## [WORKING DATA]
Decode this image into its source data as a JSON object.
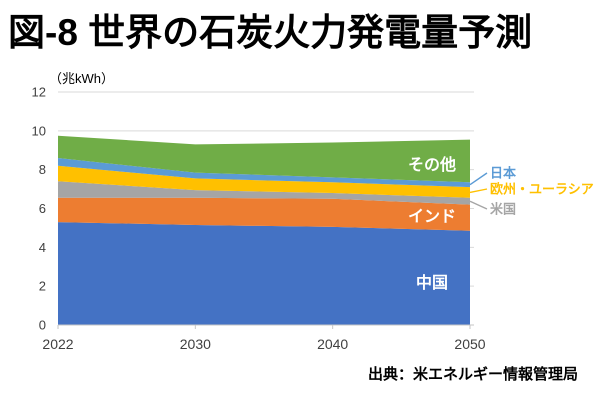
{
  "source_note": "出典：米エネルギー情報管理局",
  "chart_data": {
    "type": "area",
    "stacked": true,
    "title": "図-8 世界の石炭火力発電量予測",
    "unit_label": "（兆kWh）",
    "xlabel": "",
    "ylabel": "兆kWh",
    "categories": [
      "2022",
      "2030",
      "2040",
      "2050"
    ],
    "series": [
      {
        "name": "中国",
        "color": "#4472C4",
        "values": [
          5.3,
          5.15,
          5.05,
          4.85
        ],
        "label_placement": "inside"
      },
      {
        "name": "インド",
        "color": "#ED7D31",
        "values": [
          1.25,
          1.4,
          1.45,
          1.35
        ],
        "label_placement": "inside"
      },
      {
        "name": "米国",
        "color": "#A5A5A5",
        "values": [
          0.85,
          0.4,
          0.3,
          0.35
        ],
        "label_placement": "callout"
      },
      {
        "name": "欧州・ユーラシア",
        "color": "#FFC000",
        "values": [
          0.8,
          0.6,
          0.55,
          0.55
        ],
        "label_placement": "callout"
      },
      {
        "name": "日本",
        "color": "#5B9BD5",
        "values": [
          0.4,
          0.3,
          0.25,
          0.25
        ],
        "label_placement": "callout"
      },
      {
        "name": "その他",
        "color": "#70AD47",
        "values": [
          1.15,
          1.45,
          1.8,
          2.2
        ],
        "label_placement": "inside"
      }
    ],
    "ylim": [
      0,
      12
    ],
    "ytick_step": 2,
    "grid": true,
    "legend_position": "inline-and-right-callouts"
  },
  "colors": {
    "grid": "#D9D9D9",
    "axis_line": "#C6C6C6",
    "tick_text": "#404040",
    "inline_label_text": "#FFFFFF",
    "background": "#FFFFFF"
  }
}
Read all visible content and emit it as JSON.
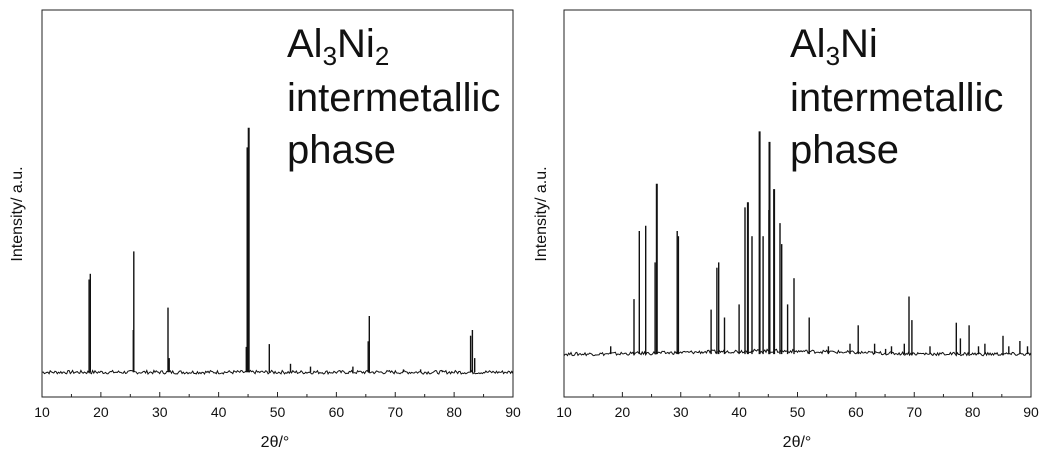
{
  "chart_data": [
    {
      "type": "line",
      "title": "",
      "xlabel": "2θ/°",
      "ylabel": "Intensity/ a.u.",
      "xlim": [
        10,
        90
      ],
      "xticks": [
        10,
        20,
        30,
        40,
        50,
        60,
        70,
        80,
        90
      ],
      "y_ticks_shown": false,
      "grid": false,
      "annotation": {
        "line1_main": "Al",
        "line1_sub1": "3",
        "line1_mid": "Ni",
        "line1_sub2": "2",
        "line2": "intermetallic",
        "line3": "phase"
      },
      "baseline": 1.0,
      "peaks": [
        {
          "x": 18.2,
          "y": 36
        },
        {
          "x": 18.0,
          "y": 34
        },
        {
          "x": 25.6,
          "y": 44
        },
        {
          "x": 25.5,
          "y": 16
        },
        {
          "x": 31.4,
          "y": 24
        },
        {
          "x": 31.6,
          "y": 6
        },
        {
          "x": 44.9,
          "y": 81
        },
        {
          "x": 45.1,
          "y": 88
        },
        {
          "x": 44.7,
          "y": 10
        },
        {
          "x": 48.6,
          "y": 11
        },
        {
          "x": 52.2,
          "y": 4
        },
        {
          "x": 55.6,
          "y": 3
        },
        {
          "x": 62.8,
          "y": 3
        },
        {
          "x": 65.6,
          "y": 21
        },
        {
          "x": 65.4,
          "y": 12
        },
        {
          "x": 71.4,
          "y": 2
        },
        {
          "x": 74.3,
          "y": 2
        },
        {
          "x": 78.0,
          "y": 1.5
        },
        {
          "x": 82.8,
          "y": 14
        },
        {
          "x": 83.1,
          "y": 16
        },
        {
          "x": 83.5,
          "y": 6
        }
      ]
    },
    {
      "type": "line",
      "title": "",
      "xlabel": "2θ/°",
      "ylabel": "Intensity/ a.u.",
      "xlim": [
        10,
        90
      ],
      "xticks": [
        10,
        20,
        30,
        40,
        50,
        60,
        70,
        80,
        90
      ],
      "y_ticks_shown": false,
      "grid": false,
      "annotation": {
        "line1_main": "Al",
        "line1_sub1": "3",
        "line1_mid": "Ni",
        "line1_sub2": "",
        "line2": "intermetallic",
        "line3": "phase"
      },
      "baseline": 3.0,
      "peaks": [
        {
          "x": 18.0,
          "y": 6
        },
        {
          "x": 22.0,
          "y": 24
        },
        {
          "x": 22.9,
          "y": 50
        },
        {
          "x": 24.0,
          "y": 52
        },
        {
          "x": 25.6,
          "y": 38
        },
        {
          "x": 25.9,
          "y": 68
        },
        {
          "x": 29.4,
          "y": 50
        },
        {
          "x": 29.6,
          "y": 48
        },
        {
          "x": 35.2,
          "y": 20
        },
        {
          "x": 36.2,
          "y": 36
        },
        {
          "x": 36.5,
          "y": 38
        },
        {
          "x": 37.5,
          "y": 17
        },
        {
          "x": 40.0,
          "y": 22
        },
        {
          "x": 41.0,
          "y": 59
        },
        {
          "x": 41.5,
          "y": 61
        },
        {
          "x": 42.2,
          "y": 48
        },
        {
          "x": 43.5,
          "y": 88
        },
        {
          "x": 44.1,
          "y": 48
        },
        {
          "x": 45.1,
          "y": 58
        },
        {
          "x": 45.2,
          "y": 84
        },
        {
          "x": 46.0,
          "y": 66
        },
        {
          "x": 47.0,
          "y": 53
        },
        {
          "x": 47.3,
          "y": 45
        },
        {
          "x": 48.3,
          "y": 22
        },
        {
          "x": 49.4,
          "y": 32
        },
        {
          "x": 52.0,
          "y": 17
        },
        {
          "x": 55.3,
          "y": 6
        },
        {
          "x": 59.0,
          "y": 7
        },
        {
          "x": 60.4,
          "y": 14
        },
        {
          "x": 63.2,
          "y": 7
        },
        {
          "x": 65.1,
          "y": 5
        },
        {
          "x": 66.1,
          "y": 6
        },
        {
          "x": 68.3,
          "y": 7
        },
        {
          "x": 69.1,
          "y": 25
        },
        {
          "x": 69.6,
          "y": 16
        },
        {
          "x": 72.7,
          "y": 6
        },
        {
          "x": 77.2,
          "y": 15
        },
        {
          "x": 77.9,
          "y": 9
        },
        {
          "x": 79.4,
          "y": 14
        },
        {
          "x": 81.0,
          "y": 6
        },
        {
          "x": 82.1,
          "y": 7
        },
        {
          "x": 85.2,
          "y": 10
        },
        {
          "x": 86.2,
          "y": 6
        },
        {
          "x": 88.1,
          "y": 8
        },
        {
          "x": 89.4,
          "y": 6
        }
      ]
    }
  ]
}
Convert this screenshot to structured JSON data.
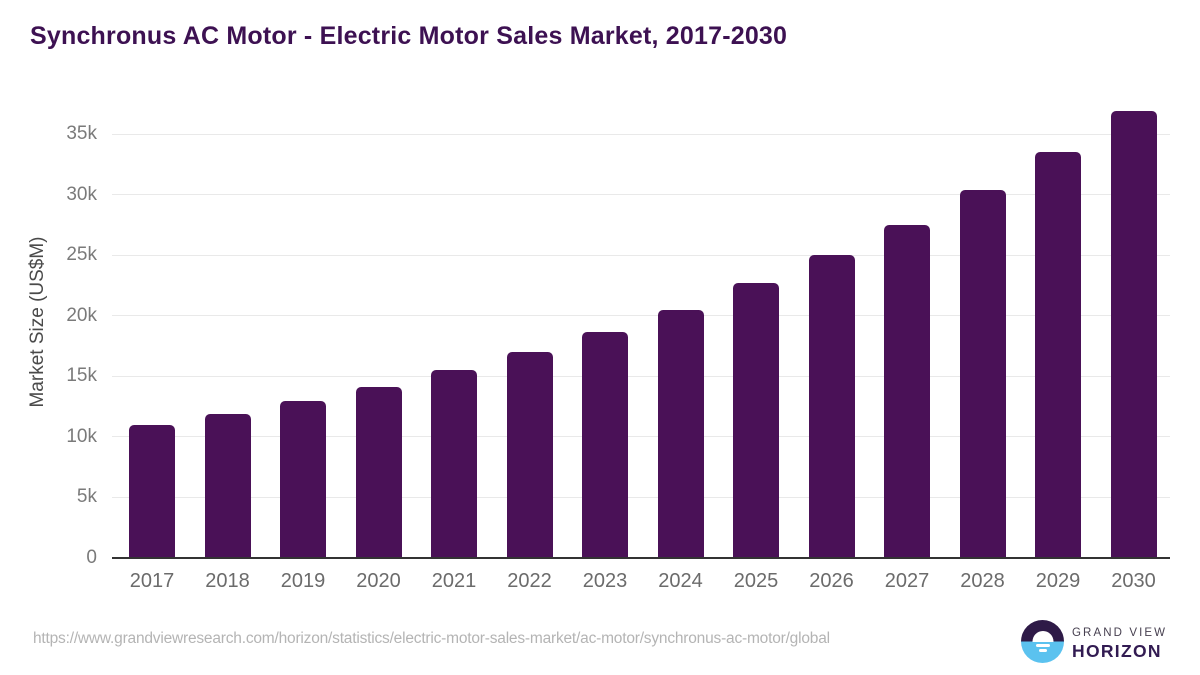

## [WRITTEN INSTRUCTION]
Output all of the data exactly as it stands, minus any images.

## [SOLUTION FOR THIS EXERCISE]
Decode this image into its source data as a JSON object.
{
  "source_note": "出典：米エネルギー情報管理局",
  "chart_data": {
    "type": "area",
    "stacked": true,
    "title": "図-8 世界の石炭火力発電量予測",
    "unit_label": "（兆kWh）",
    "xlabel": "",
    "ylabel": "兆kWh",
    "categories": [
      "2022",
      "2030",
      "2040",
      "2050"
    ],
    "series": [
      {
        "name": "中国",
        "color": "#4472C4",
        "values": [
          5.3,
          5.15,
          5.05,
          4.85
        ],
        "label_placement": "inside"
      },
      {
        "name": "インド",
        "color": "#ED7D31",
        "values": [
          1.25,
          1.4,
          1.45,
          1.35
        ],
        "label_placement": "inside"
      },
      {
        "name": "米国",
        "color": "#A5A5A5",
        "values": [
          0.85,
          0.4,
          0.3,
          0.35
        ],
        "label_placement": "callout"
      },
      {
        "name": "欧州・ユーラシア",
        "color": "#FFC000",
        "values": [
          0.8,
          0.6,
          0.55,
          0.55
        ],
        "label_placement": "callout"
      },
      {
        "name": "日本",
        "color": "#5B9BD5",
        "values": [
          0.4,
          0.3,
          0.25,
          0.25
        ],
        "label_placement": "callout"
      },
      {
        "name": "その他",
        "color": "#70AD47",
        "values": [
          1.15,
          1.45,
          1.8,
          2.2
        ],
        "label_placement": "inside"
      }
    ],
    "ylim": [
      0,
      12
    ],
    "ytick_step": 2,
    "grid": true,
    "legend_position": "inline-and-right-callouts"
  },
  "colors": {
    "grid": "#D9D9D9",
    "axis_line": "#C6C6C6",
    "tick_text": "#404040",
    "inline_label_text": "#FFFFFF",
    "background": "#FFFFFF"
  }
}
Read all visible content and emit it as JSON.
{
  "chart_data": [
    {
      "type": "line",
      "title": "",
      "xlabel": "2θ/°",
      "ylabel": "Intensity/ a.u.",
      "xlim": [
        10,
        90
      ],
      "xticks": [
        10,
        20,
        30,
        40,
        50,
        60,
        70,
        80,
        90
      ],
      "y_ticks_shown": false,
      "grid": false,
      "annotation": {
        "line1_main": "Al",
        "line1_sub1": "3",
        "line1_mid": "Ni",
        "line1_sub2": "2",
        "line2": "intermetallic",
        "line3": "phase"
      },
      "baseline": 1.0,
      "peaks": [
        {
          "x": 18.2,
          "y": 36
        },
        {
          "x": 18.0,
          "y": 34
        },
        {
          "x": 25.6,
          "y": 44
        },
        {
          "x": 25.5,
          "y": 16
        },
        {
          "x": 31.4,
          "y": 24
        },
        {
          "x": 31.6,
          "y": 6
        },
        {
          "x": 44.9,
          "y": 81
        },
        {
          "x": 45.1,
          "y": 88
        },
        {
          "x": 44.7,
          "y": 10
        },
        {
          "x": 48.6,
          "y": 11
        },
        {
          "x": 52.2,
          "y": 4
        },
        {
          "x": 55.6,
          "y": 3
        },
        {
          "x": 62.8,
          "y": 3
        },
        {
          "x": 65.6,
          "y": 21
        },
        {
          "x": 65.4,
          "y": 12
        },
        {
          "x": 71.4,
          "y": 2
        },
        {
          "x": 74.3,
          "y": 2
        },
        {
          "x": 78.0,
          "y": 1.5
        },
        {
          "x": 82.8,
          "y": 14
        },
        {
          "x": 83.1,
          "y": 16
        },
        {
          "x": 83.5,
          "y": 6
        }
      ]
    },
    {
      "type": "line",
      "title": "",
      "xlabel": "2θ/°",
      "ylabel": "Intensity/ a.u.",
      "xlim": [
        10,
        90
      ],
      "xticks": [
        10,
        20,
        30,
        40,
        50,
        60,
        70,
        80,
        90
      ],
      "y_ticks_shown": false,
      "grid": false,
      "annotation": {
        "line1_main": "Al",
        "line1_sub1": "3",
        "line1_mid": "Ni",
        "line1_sub2": "",
        "line2": "intermetallic",
        "line3": "phase"
      },
      "baseline": 3.0,
      "peaks": [
        {
          "x": 18.0,
          "y": 6
        },
        {
          "x": 22.0,
          "y": 24
        },
        {
          "x": 22.9,
          "y": 50
        },
        {
          "x": 24.0,
          "y": 52
        },
        {
          "x": 25.6,
          "y": 38
        },
        {
          "x": 25.9,
          "y": 68
        },
        {
          "x": 29.4,
          "y": 50
        },
        {
          "x": 29.6,
          "y": 48
        },
        {
          "x": 35.2,
          "y": 20
        },
        {
          "x": 36.2,
          "y": 36
        },
        {
          "x": 36.5,
          "y": 38
        },
        {
          "x": 37.5,
          "y": 17
        },
        {
          "x": 40.0,
          "y": 22
        },
        {
          "x": 41.0,
          "y": 59
        },
        {
          "x": 41.5,
          "y": 61
        },
        {
          "x": 42.2,
          "y": 48
        },
        {
          "x": 43.5,
          "y": 88
        },
        {
          "x": 44.1,
          "y": 48
        },
        {
          "x": 45.1,
          "y": 58
        },
        {
          "x": 45.2,
          "y": 84
        },
        {
          "x": 46.0,
          "y": 66
        },
        {
          "x": 47.0,
          "y": 53
        },
        {
          "x": 47.3,
          "y": 45
        },
        {
          "x": 48.3,
          "y": 22
        },
        {
          "x": 49.4,
          "y": 32
        },
        {
          "x": 52.0,
          "y": 17
        },
        {
          "x": 55.3,
          "y": 6
        },
        {
          "x": 59.0,
          "y": 7
        },
        {
          "x": 60.4,
          "y": 14
        },
        {
          "x": 63.2,
          "y": 7
        },
        {
          "x": 65.1,
          "y": 5
        },
        {
          "x": 66.1,
          "y": 6
        },
        {
          "x": 68.3,
          "y": 7
        },
        {
          "x": 69.1,
          "y": 25
        },
        {
          "x": 69.6,
          "y": 16
        },
        {
          "x": 72.7,
          "y": 6
        },
        {
          "x": 77.2,
          "y": 15
        },
        {
          "x": 77.9,
          "y": 9
        },
        {
          "x": 79.4,
          "y": 14
        },
        {
          "x": 81.0,
          "y": 6
        },
        {
          "x": 82.1,
          "y": 7
        },
        {
          "x": 85.2,
          "y": 10
        },
        {
          "x": 86.2,
          "y": 6
        },
        {
          "x": 88.1,
          "y": 8
        },
        {
          "x": 89.4,
          "y": 6
        }
      ]
    }
  ]
}
Convert this screenshot to structured JSON data.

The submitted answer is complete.